→ Dataset items
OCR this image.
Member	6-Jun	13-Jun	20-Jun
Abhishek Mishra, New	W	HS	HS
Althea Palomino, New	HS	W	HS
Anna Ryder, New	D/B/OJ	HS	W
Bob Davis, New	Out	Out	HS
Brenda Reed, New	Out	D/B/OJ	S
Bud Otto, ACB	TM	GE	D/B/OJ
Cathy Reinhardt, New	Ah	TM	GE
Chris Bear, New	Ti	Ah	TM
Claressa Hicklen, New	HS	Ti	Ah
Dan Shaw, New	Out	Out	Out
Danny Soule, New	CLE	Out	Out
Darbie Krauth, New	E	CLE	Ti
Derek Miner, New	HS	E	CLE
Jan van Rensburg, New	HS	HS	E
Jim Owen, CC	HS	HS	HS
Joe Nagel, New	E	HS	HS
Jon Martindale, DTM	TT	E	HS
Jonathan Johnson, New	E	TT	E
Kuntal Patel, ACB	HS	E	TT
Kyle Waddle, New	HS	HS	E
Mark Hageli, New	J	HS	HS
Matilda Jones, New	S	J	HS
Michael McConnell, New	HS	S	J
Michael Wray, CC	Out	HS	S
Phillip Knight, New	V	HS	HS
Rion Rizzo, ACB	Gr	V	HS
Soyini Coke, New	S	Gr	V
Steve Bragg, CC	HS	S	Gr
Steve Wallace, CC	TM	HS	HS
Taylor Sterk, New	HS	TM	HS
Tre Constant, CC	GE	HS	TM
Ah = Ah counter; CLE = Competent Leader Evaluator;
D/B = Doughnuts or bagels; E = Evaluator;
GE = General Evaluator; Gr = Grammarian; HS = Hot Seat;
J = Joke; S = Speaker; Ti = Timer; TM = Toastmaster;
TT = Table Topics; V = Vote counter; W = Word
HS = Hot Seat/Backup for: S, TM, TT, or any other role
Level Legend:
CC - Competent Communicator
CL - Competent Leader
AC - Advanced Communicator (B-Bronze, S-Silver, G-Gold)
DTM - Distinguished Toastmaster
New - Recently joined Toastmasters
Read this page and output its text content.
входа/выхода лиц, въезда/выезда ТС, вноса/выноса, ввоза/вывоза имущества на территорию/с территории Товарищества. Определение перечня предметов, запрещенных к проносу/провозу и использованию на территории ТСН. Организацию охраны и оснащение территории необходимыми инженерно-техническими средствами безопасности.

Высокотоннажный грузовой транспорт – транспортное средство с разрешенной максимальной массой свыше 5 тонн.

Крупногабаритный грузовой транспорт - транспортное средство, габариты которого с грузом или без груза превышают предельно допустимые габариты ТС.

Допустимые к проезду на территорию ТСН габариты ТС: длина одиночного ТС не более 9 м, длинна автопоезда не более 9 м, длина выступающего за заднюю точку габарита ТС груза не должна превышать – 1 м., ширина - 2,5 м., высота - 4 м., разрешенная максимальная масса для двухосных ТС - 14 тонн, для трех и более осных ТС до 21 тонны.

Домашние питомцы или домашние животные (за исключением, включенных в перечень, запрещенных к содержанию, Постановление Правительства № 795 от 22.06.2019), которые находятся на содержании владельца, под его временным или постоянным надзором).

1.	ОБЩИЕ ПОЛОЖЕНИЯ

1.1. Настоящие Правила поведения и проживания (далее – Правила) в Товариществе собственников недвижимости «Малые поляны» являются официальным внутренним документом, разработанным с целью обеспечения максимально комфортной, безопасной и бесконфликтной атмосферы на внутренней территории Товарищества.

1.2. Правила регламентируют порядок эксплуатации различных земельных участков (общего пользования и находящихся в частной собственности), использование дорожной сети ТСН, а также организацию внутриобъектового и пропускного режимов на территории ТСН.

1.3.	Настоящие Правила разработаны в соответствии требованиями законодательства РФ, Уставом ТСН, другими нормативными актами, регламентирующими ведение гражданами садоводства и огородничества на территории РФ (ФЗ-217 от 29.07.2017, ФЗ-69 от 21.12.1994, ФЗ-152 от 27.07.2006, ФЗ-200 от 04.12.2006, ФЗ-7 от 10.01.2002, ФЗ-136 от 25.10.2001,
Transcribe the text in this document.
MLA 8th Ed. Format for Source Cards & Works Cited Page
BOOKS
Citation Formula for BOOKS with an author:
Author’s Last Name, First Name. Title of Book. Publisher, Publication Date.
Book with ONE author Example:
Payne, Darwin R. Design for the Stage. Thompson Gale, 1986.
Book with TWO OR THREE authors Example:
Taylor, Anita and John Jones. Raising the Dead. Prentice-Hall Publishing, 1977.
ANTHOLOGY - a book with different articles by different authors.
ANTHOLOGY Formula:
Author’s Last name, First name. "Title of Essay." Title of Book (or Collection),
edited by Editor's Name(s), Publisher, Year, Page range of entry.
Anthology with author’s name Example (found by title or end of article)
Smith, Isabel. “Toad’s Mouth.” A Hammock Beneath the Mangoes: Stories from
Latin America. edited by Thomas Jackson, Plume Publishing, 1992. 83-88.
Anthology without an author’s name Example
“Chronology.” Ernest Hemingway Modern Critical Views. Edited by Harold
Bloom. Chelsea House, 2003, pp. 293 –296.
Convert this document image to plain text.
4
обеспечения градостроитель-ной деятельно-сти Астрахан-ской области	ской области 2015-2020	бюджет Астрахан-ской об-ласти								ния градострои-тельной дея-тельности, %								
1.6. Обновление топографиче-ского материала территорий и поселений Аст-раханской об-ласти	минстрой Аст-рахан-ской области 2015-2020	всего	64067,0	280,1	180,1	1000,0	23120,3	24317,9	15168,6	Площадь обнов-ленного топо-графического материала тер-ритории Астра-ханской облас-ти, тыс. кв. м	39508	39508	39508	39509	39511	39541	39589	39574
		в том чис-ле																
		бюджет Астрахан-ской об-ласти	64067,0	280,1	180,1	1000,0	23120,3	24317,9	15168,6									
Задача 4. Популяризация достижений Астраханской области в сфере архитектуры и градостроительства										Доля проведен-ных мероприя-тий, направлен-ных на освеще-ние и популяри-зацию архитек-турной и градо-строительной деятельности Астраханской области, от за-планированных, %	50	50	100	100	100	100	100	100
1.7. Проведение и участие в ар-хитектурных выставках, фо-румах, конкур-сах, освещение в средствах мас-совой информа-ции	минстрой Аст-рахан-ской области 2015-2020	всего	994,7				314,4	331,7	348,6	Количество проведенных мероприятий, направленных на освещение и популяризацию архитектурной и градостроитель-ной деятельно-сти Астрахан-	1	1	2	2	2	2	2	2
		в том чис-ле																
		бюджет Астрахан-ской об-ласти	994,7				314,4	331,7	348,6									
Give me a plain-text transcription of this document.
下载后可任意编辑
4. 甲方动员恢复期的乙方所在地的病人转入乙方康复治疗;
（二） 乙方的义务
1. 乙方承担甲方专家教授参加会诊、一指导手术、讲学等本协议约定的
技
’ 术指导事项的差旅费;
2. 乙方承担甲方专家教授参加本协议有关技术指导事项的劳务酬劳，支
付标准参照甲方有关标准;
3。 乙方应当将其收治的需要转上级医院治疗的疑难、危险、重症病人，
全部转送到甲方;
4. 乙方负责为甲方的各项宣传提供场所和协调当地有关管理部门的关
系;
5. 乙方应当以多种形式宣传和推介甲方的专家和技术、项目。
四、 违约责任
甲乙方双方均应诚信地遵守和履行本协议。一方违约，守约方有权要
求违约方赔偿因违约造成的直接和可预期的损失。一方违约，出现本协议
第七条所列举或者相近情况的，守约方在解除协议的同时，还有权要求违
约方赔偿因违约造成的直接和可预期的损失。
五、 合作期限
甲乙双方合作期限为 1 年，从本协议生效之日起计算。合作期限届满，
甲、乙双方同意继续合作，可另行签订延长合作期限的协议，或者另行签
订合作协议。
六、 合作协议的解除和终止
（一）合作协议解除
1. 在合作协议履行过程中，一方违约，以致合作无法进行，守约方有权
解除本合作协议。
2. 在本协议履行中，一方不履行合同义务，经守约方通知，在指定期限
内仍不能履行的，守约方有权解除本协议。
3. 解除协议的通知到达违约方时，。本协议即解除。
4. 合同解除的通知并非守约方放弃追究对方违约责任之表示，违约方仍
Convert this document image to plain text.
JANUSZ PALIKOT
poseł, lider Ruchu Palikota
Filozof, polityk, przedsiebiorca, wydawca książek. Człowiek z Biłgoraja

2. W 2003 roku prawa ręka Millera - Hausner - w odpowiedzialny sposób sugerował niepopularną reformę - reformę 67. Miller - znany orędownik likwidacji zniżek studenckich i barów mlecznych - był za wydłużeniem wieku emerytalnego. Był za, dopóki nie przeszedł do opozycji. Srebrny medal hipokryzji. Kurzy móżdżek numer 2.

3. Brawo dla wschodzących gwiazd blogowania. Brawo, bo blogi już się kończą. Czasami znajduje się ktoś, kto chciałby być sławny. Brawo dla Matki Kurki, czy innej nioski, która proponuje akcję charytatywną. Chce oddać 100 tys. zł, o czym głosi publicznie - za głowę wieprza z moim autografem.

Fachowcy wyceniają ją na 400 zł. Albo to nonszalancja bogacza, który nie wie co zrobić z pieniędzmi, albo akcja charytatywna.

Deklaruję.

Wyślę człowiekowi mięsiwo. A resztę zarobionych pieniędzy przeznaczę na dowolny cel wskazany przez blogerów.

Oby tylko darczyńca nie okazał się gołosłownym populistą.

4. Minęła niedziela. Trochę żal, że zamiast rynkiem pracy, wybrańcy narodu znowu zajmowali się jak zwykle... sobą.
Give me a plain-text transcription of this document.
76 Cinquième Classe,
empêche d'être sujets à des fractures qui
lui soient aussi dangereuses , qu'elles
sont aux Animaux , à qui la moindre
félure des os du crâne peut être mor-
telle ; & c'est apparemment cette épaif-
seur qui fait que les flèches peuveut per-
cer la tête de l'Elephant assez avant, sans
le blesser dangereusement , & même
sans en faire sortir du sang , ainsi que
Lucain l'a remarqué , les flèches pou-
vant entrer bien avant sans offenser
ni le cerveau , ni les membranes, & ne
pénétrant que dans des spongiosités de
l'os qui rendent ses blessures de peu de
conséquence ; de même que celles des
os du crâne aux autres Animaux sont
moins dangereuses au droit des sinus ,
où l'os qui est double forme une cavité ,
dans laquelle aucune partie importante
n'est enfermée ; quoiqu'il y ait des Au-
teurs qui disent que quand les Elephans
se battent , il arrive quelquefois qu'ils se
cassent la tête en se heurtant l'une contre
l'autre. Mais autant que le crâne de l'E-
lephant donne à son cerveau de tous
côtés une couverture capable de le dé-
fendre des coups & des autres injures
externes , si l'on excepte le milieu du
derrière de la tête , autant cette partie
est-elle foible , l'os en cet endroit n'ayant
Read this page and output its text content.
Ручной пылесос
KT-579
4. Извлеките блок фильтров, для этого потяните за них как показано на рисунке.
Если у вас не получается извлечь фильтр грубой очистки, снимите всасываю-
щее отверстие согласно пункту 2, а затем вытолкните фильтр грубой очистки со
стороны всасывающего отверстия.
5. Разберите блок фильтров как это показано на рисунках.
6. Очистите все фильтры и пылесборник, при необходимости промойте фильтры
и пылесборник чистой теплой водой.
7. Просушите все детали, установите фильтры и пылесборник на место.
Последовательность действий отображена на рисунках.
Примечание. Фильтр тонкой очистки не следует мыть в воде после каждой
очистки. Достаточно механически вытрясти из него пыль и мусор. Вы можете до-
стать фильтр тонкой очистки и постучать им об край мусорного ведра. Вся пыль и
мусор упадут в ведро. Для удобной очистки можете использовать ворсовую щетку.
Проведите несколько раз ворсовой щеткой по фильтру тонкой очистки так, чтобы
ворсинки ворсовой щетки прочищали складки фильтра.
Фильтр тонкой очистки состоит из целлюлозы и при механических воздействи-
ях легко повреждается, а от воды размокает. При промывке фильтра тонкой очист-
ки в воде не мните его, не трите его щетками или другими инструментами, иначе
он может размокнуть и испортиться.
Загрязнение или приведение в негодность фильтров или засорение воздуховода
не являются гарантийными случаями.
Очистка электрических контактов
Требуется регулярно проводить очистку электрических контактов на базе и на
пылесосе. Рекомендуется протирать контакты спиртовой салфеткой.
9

→ Description of the task
Copy out every line from the material above in which the word "cette" appears.

→ Task solution
telle ; & c'est apparemment cette épaif-
derrière de la tête , autant cette partie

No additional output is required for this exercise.